YOUR GOAL »
Single out the lines of the material that contain "Bloomberg" and copy them.
------------------------------
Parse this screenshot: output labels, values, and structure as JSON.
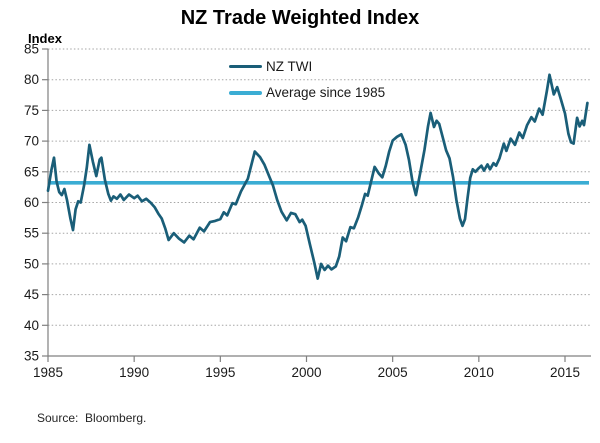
{
  "title": "NZ Trade Weighted Index",
  "y_axis_label": "Index",
  "source": "Source:  Bloomberg.",
  "legend": [
    {
      "label": "NZ TWI",
      "color": "#1a5e78"
    },
    {
      "label": "Average since 1985",
      "color": "#3badd4"
    }
  ],
  "colors": {
    "series_line": "#1a5e78",
    "average_line": "#3badd4",
    "axis": "#808080",
    "gridline": "#a6a6a6",
    "text": "#1a1a1a"
  },
  "chart_data": {
    "type": "line",
    "title": "NZ Trade Weighted Index",
    "xlabel": "",
    "ylabel": "Index",
    "ylim": [
      35,
      85
    ],
    "xlim": [
      1985,
      2016.5
    ],
    "y_ticks": [
      85,
      80,
      75,
      70,
      65,
      60,
      55,
      50,
      45,
      40,
      35
    ],
    "x_ticks": [
      1985,
      1990,
      1995,
      2000,
      2005,
      2010,
      2015
    ],
    "grid": "horizontal dotted lines at every y tick",
    "legend_position": "top-center inside plot",
    "source": "Source:  Bloomberg.",
    "series": [
      {
        "name": "NZ TWI",
        "color": "#1a5e78",
        "points": [
          [
            1985.0,
            61.9
          ],
          [
            1985.2,
            65.3
          ],
          [
            1985.35,
            67.3
          ],
          [
            1985.5,
            63.4
          ],
          [
            1985.65,
            61.7
          ],
          [
            1985.8,
            61.2
          ],
          [
            1985.95,
            62.2
          ],
          [
            1986.1,
            60.4
          ],
          [
            1986.3,
            57.4
          ],
          [
            1986.45,
            55.5
          ],
          [
            1986.6,
            58.9
          ],
          [
            1986.75,
            60.2
          ],
          [
            1986.9,
            60.0
          ],
          [
            1987.1,
            62.9
          ],
          [
            1987.25,
            65.7
          ],
          [
            1987.4,
            69.4
          ],
          [
            1987.6,
            66.7
          ],
          [
            1987.8,
            64.3
          ],
          [
            1988.0,
            67.0
          ],
          [
            1988.1,
            67.3
          ],
          [
            1988.3,
            63.7
          ],
          [
            1988.5,
            61.4
          ],
          [
            1988.65,
            60.3
          ],
          [
            1988.8,
            61.0
          ],
          [
            1989.0,
            60.6
          ],
          [
            1989.2,
            61.3
          ],
          [
            1989.4,
            60.4
          ],
          [
            1989.7,
            61.3
          ],
          [
            1990.0,
            60.7
          ],
          [
            1990.2,
            61.1
          ],
          [
            1990.45,
            60.2
          ],
          [
            1990.7,
            60.6
          ],
          [
            1990.95,
            60.0
          ],
          [
            1991.2,
            59.2
          ],
          [
            1991.4,
            58.2
          ],
          [
            1991.6,
            57.4
          ],
          [
            1991.8,
            55.8
          ],
          [
            1992.0,
            53.9
          ],
          [
            1992.3,
            55.0
          ],
          [
            1992.6,
            54.1
          ],
          [
            1992.9,
            53.5
          ],
          [
            1993.2,
            54.6
          ],
          [
            1993.45,
            54.0
          ],
          [
            1993.8,
            55.9
          ],
          [
            1994.05,
            55.3
          ],
          [
            1994.4,
            56.8
          ],
          [
            1994.7,
            57.0
          ],
          [
            1995.0,
            57.3
          ],
          [
            1995.2,
            58.4
          ],
          [
            1995.4,
            57.9
          ],
          [
            1995.7,
            59.9
          ],
          [
            1995.9,
            59.7
          ],
          [
            1996.2,
            61.8
          ],
          [
            1996.6,
            63.9
          ],
          [
            1997.0,
            68.3
          ],
          [
            1997.3,
            67.4
          ],
          [
            1997.55,
            66.2
          ],
          [
            1997.8,
            64.5
          ],
          [
            1998.05,
            62.8
          ],
          [
            1998.3,
            60.4
          ],
          [
            1998.55,
            58.5
          ],
          [
            1998.85,
            57.1
          ],
          [
            1999.1,
            58.3
          ],
          [
            1999.35,
            58.1
          ],
          [
            1999.6,
            56.8
          ],
          [
            1999.75,
            57.2
          ],
          [
            1999.95,
            56.2
          ],
          [
            2000.2,
            53.2
          ],
          [
            2000.45,
            50.2
          ],
          [
            2000.65,
            47.6
          ],
          [
            2000.85,
            50.0
          ],
          [
            2001.05,
            49.0
          ],
          [
            2001.25,
            49.7
          ],
          [
            2001.45,
            49.1
          ],
          [
            2001.7,
            49.6
          ],
          [
            2001.9,
            51.2
          ],
          [
            2002.1,
            54.3
          ],
          [
            2002.3,
            53.7
          ],
          [
            2002.55,
            56.0
          ],
          [
            2002.75,
            55.8
          ],
          [
            2003.0,
            57.6
          ],
          [
            2003.2,
            59.4
          ],
          [
            2003.4,
            61.4
          ],
          [
            2003.55,
            61.1
          ],
          [
            2003.75,
            63.4
          ],
          [
            2003.95,
            65.8
          ],
          [
            2004.2,
            64.7
          ],
          [
            2004.4,
            64.1
          ],
          [
            2004.6,
            66.0
          ],
          [
            2004.8,
            68.3
          ],
          [
            2005.0,
            70.1
          ],
          [
            2005.25,
            70.7
          ],
          [
            2005.5,
            71.1
          ],
          [
            2005.75,
            69.4
          ],
          [
            2005.95,
            66.9
          ],
          [
            2006.15,
            63.4
          ],
          [
            2006.35,
            61.2
          ],
          [
            2006.6,
            64.8
          ],
          [
            2006.85,
            68.6
          ],
          [
            2007.05,
            72.4
          ],
          [
            2007.2,
            74.6
          ],
          [
            2007.4,
            72.3
          ],
          [
            2007.55,
            73.3
          ],
          [
            2007.7,
            72.8
          ],
          [
            2007.9,
            70.7
          ],
          [
            2008.1,
            68.5
          ],
          [
            2008.3,
            67.2
          ],
          [
            2008.5,
            64.2
          ],
          [
            2008.7,
            60.4
          ],
          [
            2008.9,
            57.4
          ],
          [
            2009.05,
            56.2
          ],
          [
            2009.2,
            57.3
          ],
          [
            2009.35,
            60.8
          ],
          [
            2009.5,
            64.0
          ],
          [
            2009.65,
            65.4
          ],
          [
            2009.8,
            65.0
          ],
          [
            2010.0,
            65.6
          ],
          [
            2010.15,
            66.0
          ],
          [
            2010.3,
            65.2
          ],
          [
            2010.5,
            66.2
          ],
          [
            2010.65,
            65.4
          ],
          [
            2010.85,
            66.4
          ],
          [
            2011.0,
            66.0
          ],
          [
            2011.2,
            67.2
          ],
          [
            2011.45,
            69.6
          ],
          [
            2011.6,
            68.4
          ],
          [
            2011.85,
            70.4
          ],
          [
            2012.1,
            69.4
          ],
          [
            2012.35,
            71.4
          ],
          [
            2012.55,
            70.5
          ],
          [
            2012.8,
            72.6
          ],
          [
            2013.05,
            73.9
          ],
          [
            2013.25,
            73.2
          ],
          [
            2013.5,
            75.3
          ],
          [
            2013.7,
            74.3
          ],
          [
            2013.95,
            78.2
          ],
          [
            2014.1,
            80.8
          ],
          [
            2014.35,
            77.6
          ],
          [
            2014.55,
            78.8
          ],
          [
            2014.75,
            76.9
          ],
          [
            2015.0,
            74.5
          ],
          [
            2015.2,
            71.2
          ],
          [
            2015.35,
            69.8
          ],
          [
            2015.5,
            69.6
          ],
          [
            2015.7,
            73.8
          ],
          [
            2015.85,
            72.4
          ],
          [
            2016.0,
            73.3
          ],
          [
            2016.1,
            72.6
          ],
          [
            2016.3,
            76.2
          ]
        ]
      },
      {
        "name": "Average since 1985",
        "color": "#3badd4",
        "style": "horizontal-constant",
        "value": 63.2
      }
    ]
  }
}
------------------------------
ANSWER TO THE EXERCISE »
  "source": "Source:  Bloomberg.",
    "source": "Source:  Bloomberg.",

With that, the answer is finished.